Where the string "this" occurs in the material below, report the whole line.

[Figure content listings]
****************************************

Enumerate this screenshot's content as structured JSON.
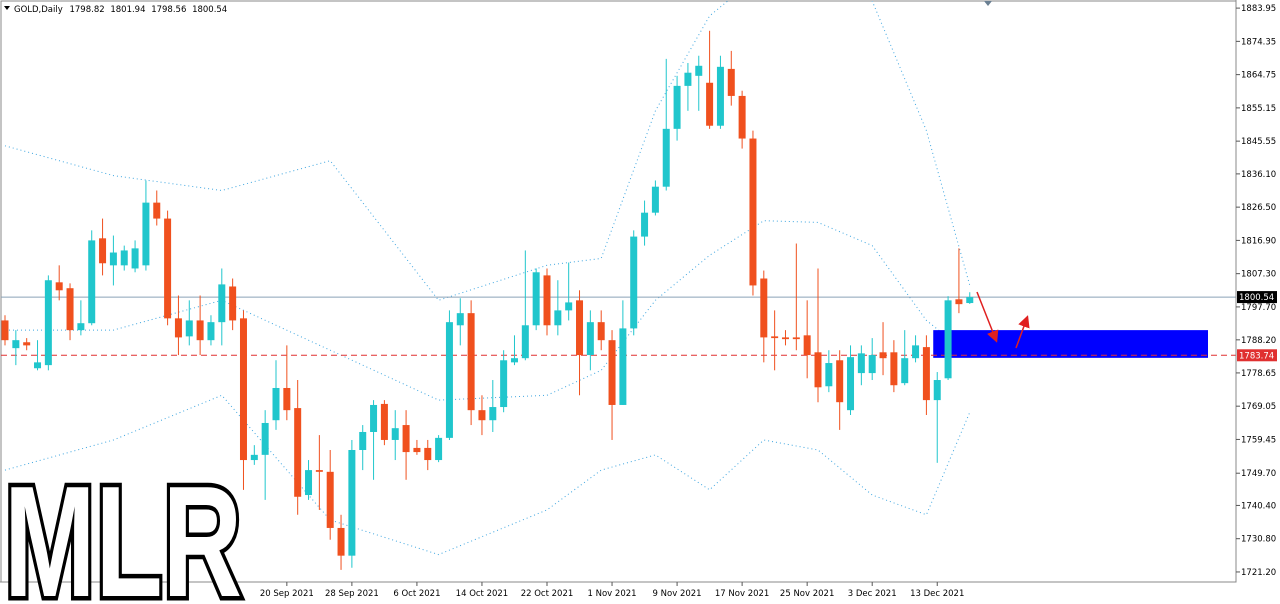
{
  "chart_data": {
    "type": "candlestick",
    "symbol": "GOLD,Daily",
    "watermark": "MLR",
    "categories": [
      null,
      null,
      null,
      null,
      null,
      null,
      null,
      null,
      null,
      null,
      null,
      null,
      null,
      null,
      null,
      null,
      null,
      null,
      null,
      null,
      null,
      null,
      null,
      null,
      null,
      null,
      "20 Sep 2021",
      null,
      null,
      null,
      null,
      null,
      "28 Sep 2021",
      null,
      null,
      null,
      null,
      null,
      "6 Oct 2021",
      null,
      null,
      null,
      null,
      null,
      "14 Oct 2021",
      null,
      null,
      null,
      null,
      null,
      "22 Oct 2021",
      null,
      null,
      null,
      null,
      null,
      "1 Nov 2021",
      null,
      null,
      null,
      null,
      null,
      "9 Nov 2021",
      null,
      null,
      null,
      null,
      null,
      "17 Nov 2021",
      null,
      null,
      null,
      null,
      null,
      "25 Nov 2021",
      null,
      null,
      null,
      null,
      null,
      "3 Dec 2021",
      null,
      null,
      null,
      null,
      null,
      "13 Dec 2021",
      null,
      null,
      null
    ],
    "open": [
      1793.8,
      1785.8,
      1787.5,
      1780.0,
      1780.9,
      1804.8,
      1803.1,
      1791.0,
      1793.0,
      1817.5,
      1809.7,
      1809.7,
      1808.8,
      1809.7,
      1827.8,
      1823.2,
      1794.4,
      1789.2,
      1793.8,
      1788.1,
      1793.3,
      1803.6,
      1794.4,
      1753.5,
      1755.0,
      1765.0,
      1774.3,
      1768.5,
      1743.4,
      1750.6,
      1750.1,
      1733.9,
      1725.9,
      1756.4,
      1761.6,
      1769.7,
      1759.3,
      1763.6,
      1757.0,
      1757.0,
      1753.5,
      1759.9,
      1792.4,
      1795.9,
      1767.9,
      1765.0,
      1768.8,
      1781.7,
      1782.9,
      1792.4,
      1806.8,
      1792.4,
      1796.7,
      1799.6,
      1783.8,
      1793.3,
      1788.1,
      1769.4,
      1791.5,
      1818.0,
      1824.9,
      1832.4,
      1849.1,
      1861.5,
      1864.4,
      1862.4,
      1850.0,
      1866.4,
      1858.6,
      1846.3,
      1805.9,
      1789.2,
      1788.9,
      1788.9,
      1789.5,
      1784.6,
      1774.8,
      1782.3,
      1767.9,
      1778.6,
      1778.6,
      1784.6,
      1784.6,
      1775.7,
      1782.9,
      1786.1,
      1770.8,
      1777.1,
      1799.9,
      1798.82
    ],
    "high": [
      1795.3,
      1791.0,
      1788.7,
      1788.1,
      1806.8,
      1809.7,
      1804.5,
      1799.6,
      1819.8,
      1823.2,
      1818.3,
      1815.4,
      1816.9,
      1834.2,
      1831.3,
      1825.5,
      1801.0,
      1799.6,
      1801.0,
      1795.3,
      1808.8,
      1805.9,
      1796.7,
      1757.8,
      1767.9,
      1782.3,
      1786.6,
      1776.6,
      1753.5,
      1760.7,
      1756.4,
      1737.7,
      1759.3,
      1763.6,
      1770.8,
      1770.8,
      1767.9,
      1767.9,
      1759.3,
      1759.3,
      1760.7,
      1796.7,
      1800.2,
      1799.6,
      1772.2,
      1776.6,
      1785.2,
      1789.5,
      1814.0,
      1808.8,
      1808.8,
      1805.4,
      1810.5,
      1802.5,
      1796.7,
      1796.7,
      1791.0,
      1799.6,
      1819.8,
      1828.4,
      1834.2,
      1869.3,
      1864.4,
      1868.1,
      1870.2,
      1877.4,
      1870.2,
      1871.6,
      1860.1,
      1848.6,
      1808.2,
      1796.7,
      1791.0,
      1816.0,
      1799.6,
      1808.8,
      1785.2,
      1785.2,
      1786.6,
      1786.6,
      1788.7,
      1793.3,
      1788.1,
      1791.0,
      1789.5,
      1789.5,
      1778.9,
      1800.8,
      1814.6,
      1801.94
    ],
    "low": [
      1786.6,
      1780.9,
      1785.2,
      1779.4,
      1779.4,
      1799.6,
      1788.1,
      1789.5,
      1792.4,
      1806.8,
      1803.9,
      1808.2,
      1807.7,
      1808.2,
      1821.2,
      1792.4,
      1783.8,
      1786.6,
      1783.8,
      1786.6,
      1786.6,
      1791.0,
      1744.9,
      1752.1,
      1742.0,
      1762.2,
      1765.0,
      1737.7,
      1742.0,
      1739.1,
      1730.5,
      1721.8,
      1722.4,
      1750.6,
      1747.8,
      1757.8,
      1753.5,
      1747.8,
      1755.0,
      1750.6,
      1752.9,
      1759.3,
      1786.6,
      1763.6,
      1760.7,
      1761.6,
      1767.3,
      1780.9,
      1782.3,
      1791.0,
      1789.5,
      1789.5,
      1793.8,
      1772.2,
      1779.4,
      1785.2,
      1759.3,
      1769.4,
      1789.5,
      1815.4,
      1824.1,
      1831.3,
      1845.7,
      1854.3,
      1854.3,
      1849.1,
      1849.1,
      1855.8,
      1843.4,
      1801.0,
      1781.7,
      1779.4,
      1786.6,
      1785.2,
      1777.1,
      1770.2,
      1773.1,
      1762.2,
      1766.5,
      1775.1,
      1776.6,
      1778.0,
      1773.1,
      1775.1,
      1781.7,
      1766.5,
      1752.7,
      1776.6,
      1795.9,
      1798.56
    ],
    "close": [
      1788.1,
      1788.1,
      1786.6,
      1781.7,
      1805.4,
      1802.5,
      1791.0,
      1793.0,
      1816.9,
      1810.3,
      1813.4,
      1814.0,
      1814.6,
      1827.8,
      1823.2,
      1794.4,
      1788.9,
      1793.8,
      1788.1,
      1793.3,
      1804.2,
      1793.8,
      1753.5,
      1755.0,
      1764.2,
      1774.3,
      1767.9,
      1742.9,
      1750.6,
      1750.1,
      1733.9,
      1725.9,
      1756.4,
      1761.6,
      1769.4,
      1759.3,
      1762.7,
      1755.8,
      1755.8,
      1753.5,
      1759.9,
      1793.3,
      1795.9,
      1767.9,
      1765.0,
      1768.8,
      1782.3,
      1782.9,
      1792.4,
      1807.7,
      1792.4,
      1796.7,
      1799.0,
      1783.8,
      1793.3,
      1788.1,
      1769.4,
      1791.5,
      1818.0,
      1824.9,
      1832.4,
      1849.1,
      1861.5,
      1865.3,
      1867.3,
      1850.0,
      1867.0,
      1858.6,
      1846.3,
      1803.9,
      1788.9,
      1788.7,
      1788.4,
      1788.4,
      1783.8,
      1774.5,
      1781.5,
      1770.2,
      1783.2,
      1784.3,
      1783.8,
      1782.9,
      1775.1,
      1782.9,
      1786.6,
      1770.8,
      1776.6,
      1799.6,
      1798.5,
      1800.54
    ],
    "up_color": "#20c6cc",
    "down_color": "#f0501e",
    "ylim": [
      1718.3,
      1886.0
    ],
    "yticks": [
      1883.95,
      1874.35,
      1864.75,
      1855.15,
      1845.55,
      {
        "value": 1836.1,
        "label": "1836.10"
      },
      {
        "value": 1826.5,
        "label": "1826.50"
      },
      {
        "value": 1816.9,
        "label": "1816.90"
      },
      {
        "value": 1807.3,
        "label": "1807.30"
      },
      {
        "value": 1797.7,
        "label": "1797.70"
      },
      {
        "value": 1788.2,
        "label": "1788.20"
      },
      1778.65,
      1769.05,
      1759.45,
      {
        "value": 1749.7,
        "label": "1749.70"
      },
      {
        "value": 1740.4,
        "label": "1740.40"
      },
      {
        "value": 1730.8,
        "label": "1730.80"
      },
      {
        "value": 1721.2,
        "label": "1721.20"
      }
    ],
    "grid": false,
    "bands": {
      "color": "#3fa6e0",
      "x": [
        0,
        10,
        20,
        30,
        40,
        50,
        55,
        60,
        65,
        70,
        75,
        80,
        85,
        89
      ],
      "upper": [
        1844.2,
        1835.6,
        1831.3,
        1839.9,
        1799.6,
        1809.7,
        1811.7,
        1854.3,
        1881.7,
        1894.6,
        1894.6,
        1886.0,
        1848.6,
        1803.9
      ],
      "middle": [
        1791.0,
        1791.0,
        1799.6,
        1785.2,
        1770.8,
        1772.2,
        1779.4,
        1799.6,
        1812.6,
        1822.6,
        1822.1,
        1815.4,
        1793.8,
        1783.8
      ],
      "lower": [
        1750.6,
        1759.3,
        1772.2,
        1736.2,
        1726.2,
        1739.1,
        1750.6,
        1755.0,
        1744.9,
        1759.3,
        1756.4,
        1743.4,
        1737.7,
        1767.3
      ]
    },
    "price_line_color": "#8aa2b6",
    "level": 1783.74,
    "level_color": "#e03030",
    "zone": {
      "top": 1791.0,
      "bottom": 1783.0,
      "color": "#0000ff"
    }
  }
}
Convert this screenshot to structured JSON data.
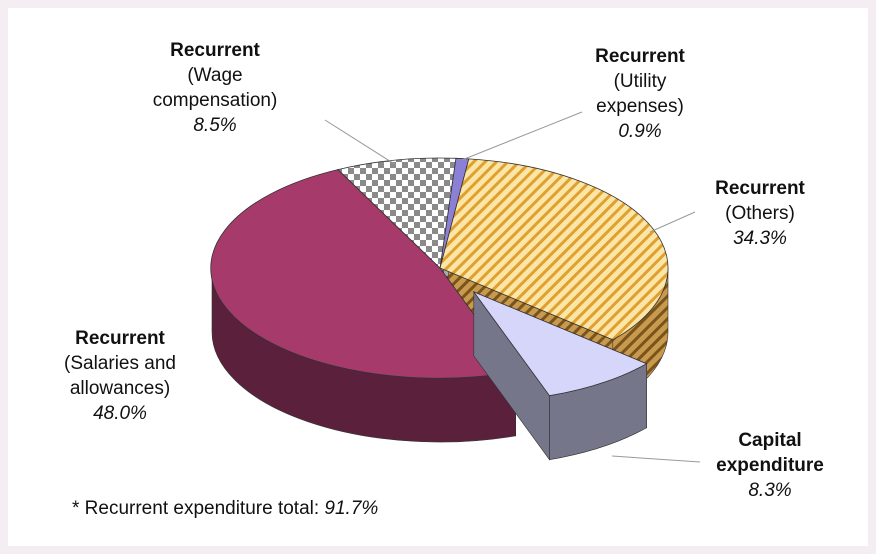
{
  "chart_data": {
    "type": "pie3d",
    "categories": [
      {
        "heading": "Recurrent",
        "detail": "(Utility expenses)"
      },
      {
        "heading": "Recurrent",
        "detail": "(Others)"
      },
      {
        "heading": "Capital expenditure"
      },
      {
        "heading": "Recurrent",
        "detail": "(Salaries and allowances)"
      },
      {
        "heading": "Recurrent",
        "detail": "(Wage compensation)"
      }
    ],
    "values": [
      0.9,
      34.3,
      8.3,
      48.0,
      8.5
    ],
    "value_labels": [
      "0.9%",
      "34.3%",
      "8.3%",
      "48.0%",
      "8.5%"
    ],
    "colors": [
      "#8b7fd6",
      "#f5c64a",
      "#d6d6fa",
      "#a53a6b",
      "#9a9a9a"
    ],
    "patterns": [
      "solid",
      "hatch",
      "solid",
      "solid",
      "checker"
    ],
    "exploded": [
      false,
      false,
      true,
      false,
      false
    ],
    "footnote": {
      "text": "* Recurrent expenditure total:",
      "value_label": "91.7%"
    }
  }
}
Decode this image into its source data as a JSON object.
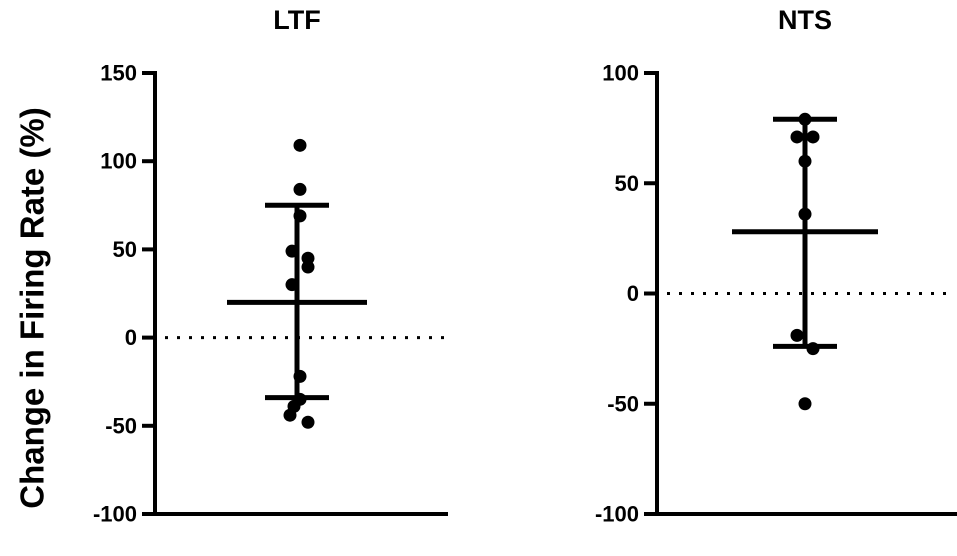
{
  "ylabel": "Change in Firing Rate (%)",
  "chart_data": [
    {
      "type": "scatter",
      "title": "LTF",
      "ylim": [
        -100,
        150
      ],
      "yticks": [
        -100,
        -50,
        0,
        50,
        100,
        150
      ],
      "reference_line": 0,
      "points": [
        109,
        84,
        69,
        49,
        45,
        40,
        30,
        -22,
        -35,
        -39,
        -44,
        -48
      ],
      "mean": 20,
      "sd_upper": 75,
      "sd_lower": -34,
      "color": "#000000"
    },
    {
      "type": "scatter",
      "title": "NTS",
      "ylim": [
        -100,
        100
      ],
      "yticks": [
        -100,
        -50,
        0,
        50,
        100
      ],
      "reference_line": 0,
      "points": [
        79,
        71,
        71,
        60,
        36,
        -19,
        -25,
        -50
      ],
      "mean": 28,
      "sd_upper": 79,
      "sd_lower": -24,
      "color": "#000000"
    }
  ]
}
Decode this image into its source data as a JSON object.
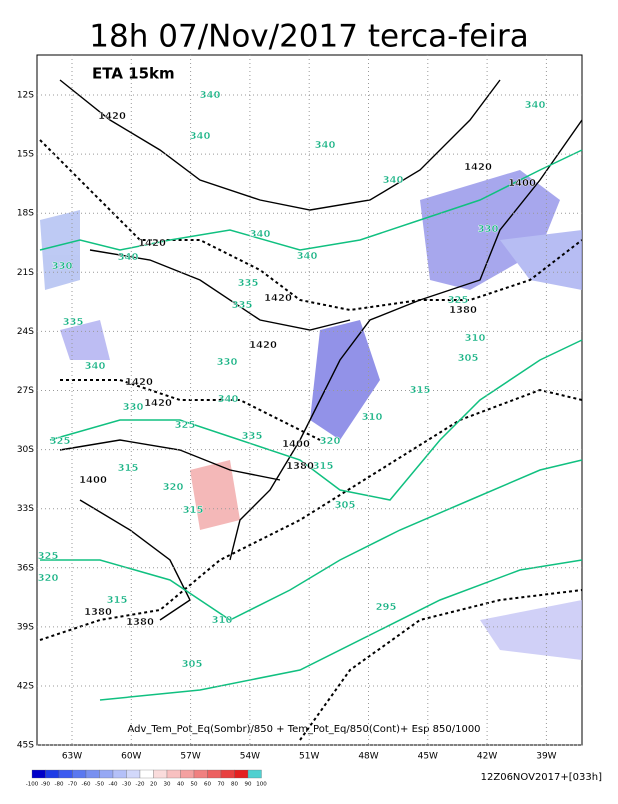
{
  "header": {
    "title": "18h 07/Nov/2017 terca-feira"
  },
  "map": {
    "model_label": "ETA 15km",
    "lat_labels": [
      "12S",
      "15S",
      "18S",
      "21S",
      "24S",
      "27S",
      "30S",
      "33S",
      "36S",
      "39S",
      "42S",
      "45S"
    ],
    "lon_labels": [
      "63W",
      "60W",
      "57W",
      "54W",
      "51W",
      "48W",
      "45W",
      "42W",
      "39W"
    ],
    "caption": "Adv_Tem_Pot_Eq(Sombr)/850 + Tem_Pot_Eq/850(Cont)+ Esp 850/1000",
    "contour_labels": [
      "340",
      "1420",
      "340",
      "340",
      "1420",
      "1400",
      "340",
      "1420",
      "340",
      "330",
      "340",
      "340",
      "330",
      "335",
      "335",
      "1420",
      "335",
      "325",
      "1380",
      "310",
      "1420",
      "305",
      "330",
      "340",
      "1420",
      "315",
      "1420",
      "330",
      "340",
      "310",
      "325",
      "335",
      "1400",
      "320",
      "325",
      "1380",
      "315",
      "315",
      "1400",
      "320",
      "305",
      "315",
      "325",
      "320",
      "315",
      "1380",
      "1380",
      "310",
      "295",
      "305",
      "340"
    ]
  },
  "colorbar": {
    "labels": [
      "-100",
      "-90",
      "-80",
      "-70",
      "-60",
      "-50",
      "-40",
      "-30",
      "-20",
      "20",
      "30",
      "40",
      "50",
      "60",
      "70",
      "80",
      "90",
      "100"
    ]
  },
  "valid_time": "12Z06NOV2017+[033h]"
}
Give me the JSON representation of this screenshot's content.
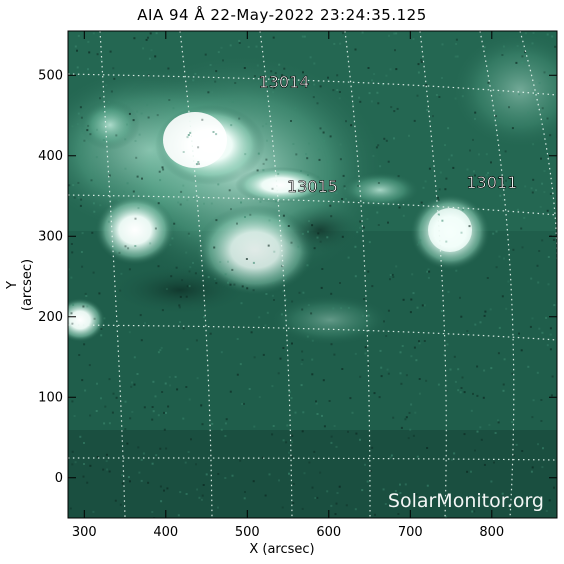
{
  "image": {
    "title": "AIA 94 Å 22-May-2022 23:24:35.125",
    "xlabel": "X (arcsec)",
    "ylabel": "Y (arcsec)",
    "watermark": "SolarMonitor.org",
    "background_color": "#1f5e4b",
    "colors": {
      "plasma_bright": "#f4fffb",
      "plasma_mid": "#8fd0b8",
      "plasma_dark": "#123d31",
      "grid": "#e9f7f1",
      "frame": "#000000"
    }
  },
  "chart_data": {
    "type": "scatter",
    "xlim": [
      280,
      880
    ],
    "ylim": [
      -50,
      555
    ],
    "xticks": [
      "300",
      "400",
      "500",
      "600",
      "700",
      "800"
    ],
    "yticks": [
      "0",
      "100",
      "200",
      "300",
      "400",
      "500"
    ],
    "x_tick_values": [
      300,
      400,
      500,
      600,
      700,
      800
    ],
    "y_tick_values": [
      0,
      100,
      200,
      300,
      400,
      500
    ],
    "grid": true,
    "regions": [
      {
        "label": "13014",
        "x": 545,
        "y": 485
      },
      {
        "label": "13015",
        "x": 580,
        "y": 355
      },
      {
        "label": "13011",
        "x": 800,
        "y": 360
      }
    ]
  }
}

****************************************

▶ RESPONSE TO THE TASK:
Enumerate this screenshot's content as structured JSON.
Convert this screenshot to structured JSON data.
Decode this image into its source data as a JSON object.
Decode this image into its source data as a JSON object.
Give me the JSON representation of this screenshot's content.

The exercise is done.